▸ Short problem
Return all of the entries exactly as written.

▸ Given entries

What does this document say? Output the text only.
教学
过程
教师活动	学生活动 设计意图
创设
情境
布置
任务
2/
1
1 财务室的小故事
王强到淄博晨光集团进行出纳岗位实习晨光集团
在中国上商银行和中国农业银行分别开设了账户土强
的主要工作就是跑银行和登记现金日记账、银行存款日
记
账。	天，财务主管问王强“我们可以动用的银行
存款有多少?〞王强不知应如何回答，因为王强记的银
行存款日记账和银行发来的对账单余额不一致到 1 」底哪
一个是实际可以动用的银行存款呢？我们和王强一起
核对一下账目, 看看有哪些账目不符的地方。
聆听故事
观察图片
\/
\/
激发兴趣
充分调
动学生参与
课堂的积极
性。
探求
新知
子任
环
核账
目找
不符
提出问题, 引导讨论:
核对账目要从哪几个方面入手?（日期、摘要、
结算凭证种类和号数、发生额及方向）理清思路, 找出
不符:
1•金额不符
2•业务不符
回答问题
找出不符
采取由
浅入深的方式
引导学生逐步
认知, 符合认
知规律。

▸ Answer to the exercise
What does this document say? Output the text only.
教学
过程
教师活动	学生活动 设计意图
创设
情境
布置
任务
2/
1
1 财务室的小故事
王强到淄博晨光集团进行出纳岗位实习晨光集团
在中国上商银行和中国农业银行分别开设了账户土强
的主要工作就是跑银行和登记现金日记账、银行存款日
记
账。	天，财务主管问王强“我们可以动用的银行
存款有多少?〞王强不知应如何回答，因为王强记的银
行存款日记账和银行发来的对账单余额不一致到 1 」底哪
一个是实际可以动用的银行存款呢？我们和王强一起
核对一下账目, 看看有哪些账目不符的地方。
聆听故事
观察图片
\/
\/
激发兴趣
充分调
动学生参与
课堂的积极
性。
探求
新知
子任
环
核账
目找
不符
提出问题, 引导讨论:
核对账目要从哪几个方面入手?（日期、摘要、
结算凭证种类和号数、发生额及方向）理清思路, 找出
不符:
1•金额不符
2•业务不符
回答问题
找出不符
采取由
浅入深的方式
引导学生逐步
认知, 符合认
知规律。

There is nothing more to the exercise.